**WRITTEN REQUEST**
Each line below is to be written out in full, exactly as shown.

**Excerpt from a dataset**
*-*-*

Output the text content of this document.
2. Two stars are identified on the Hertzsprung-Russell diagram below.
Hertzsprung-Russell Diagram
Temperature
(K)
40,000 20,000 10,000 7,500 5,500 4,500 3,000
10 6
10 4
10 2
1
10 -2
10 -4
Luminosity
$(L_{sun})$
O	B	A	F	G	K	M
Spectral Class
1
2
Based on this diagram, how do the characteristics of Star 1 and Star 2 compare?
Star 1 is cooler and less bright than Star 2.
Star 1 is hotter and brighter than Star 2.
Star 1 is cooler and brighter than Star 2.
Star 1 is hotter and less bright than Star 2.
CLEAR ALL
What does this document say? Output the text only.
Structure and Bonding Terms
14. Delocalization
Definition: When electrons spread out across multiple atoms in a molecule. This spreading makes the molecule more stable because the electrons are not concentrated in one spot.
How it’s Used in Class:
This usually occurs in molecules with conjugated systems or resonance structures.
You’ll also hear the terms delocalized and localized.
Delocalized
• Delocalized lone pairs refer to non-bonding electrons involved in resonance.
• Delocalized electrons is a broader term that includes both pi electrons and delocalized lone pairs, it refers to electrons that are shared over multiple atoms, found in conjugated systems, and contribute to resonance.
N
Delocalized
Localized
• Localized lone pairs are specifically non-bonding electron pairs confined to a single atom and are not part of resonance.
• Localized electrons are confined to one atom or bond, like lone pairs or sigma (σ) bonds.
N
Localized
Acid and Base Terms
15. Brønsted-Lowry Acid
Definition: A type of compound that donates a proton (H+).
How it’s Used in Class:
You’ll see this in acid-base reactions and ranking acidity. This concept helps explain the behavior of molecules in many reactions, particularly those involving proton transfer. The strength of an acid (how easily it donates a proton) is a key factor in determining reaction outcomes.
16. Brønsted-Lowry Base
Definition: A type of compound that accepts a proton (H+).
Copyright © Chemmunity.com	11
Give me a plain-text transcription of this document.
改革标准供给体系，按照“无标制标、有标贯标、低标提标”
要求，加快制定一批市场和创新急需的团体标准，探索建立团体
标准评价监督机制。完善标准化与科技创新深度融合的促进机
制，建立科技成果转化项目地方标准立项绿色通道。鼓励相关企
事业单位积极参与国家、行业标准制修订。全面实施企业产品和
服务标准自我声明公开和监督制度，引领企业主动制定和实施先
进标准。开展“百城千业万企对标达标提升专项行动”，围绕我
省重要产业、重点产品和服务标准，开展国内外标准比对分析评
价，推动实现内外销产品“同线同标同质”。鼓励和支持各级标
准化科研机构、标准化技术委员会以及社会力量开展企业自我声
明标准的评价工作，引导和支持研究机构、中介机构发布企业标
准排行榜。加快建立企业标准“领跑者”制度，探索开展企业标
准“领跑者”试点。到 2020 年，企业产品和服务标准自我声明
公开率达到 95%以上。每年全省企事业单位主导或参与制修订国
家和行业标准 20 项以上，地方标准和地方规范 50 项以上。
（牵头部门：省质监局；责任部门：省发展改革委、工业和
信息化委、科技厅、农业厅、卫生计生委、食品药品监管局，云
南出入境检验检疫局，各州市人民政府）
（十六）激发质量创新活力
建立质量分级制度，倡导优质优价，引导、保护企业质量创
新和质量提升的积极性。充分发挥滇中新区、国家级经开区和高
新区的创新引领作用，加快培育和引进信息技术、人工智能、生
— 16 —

*-*-*

**THE RESPONSE**
Output the text content of this document.
2. Two stars are identified on the Hertzsprung-Russell diagram below.
Hertzsprung-Russell Diagram
Temperature
(K)
40,000 20,000 10,000 7,500 5,500 4,500 3,000
10 6
10 4
10 2
1
10 -2
10 -4
Luminosity
$(L_{sun})$
O	B	A	F	G	K	M
Spectral Class
1
2
Based on this diagram, how do the characteristics of Star 1 and Star 2 compare?
Star 1 is cooler and less bright than Star 2.
Star 1 is hotter and brighter than Star 2.
Star 1 is cooler and brighter than Star 2.
Star 1 is hotter and less bright than Star 2.
CLEAR ALL
What does this document say? Output the text only.
Structure and Bonding Terms
14. Delocalization
Definition: When electrons spread out across multiple atoms in a molecule. This spreading makes the molecule more stable because the electrons are not concentrated in one spot.
How it’s Used in Class:
This usually occurs in molecules with conjugated systems or resonance structures.
You’ll also hear the terms delocalized and localized.
Delocalized
• Delocalized lone pairs refer to non-bonding electrons involved in resonance.
• Delocalized electrons is a broader term that includes both pi electrons and delocalized lone pairs, it refers to electrons that are shared over multiple atoms, found in conjugated systems, and contribute to resonance.
N
Delocalized
Localized
• Localized lone pairs are specifically non-bonding electron pairs confined to a single atom and are not part of resonance.
• Localized electrons are confined to one atom or bond, like lone pairs or sigma (σ) bonds.
N
Localized
Acid and Base Terms
15. Brønsted-Lowry Acid
Definition: A type of compound that donates a proton (H+).
How it’s Used in Class:
You’ll see this in acid-base reactions and ranking acidity. This concept helps explain the behavior of molecules in many reactions, particularly those involving proton transfer. The strength of an acid (how easily it donates a proton) is a key factor in determining reaction outcomes.
16. Brønsted-Lowry Base
Definition: A type of compound that accepts a proton (H+).
Copyright © Chemmunity.com	11
Give me a plain-text transcription of this document.
改革标准供给体系，按照“无标制标、有标贯标、低标提标”
要求，加快制定一批市场和创新急需的团体标准，探索建立团体
标准评价监督机制。完善标准化与科技创新深度融合的促进机
制，建立科技成果转化项目地方标准立项绿色通道。鼓励相关企
事业单位积极参与国家、行业标准制修订。全面实施企业产品和
服务标准自我声明公开和监督制度，引领企业主动制定和实施先
进标准。开展“百城千业万企对标达标提升专项行动”，围绕我
省重要产业、重点产品和服务标准，开展国内外标准比对分析评
价，推动实现内外销产品“同线同标同质”。鼓励和支持各级标
准化科研机构、标准化技术委员会以及社会力量开展企业自我声
明标准的评价工作，引导和支持研究机构、中介机构发布企业标
准排行榜。加快建立企业标准“领跑者”制度，探索开展企业标
准“领跑者”试点。到 2020 年，企业产品和服务标准自我声明
公开率达到 95%以上。每年全省企事业单位主导或参与制修订国
家和行业标准 20 项以上，地方标准和地方规范 50 项以上。
（牵头部门：省质监局；责任部门：省发展改革委、工业和
信息化委、科技厅、农业厅、卫生计生委、食品药品监管局，云
南出入境检验检疫局，各州市人民政府）
（十六）激发质量创新活力
建立质量分级制度，倡导优质优价，引导、保护企业质量创
新和质量提升的积极性。充分发挥滇中新区、国家级经开区和高
新区的创新引领作用，加快培育和引进信息技术、人工智能、生
— 16 —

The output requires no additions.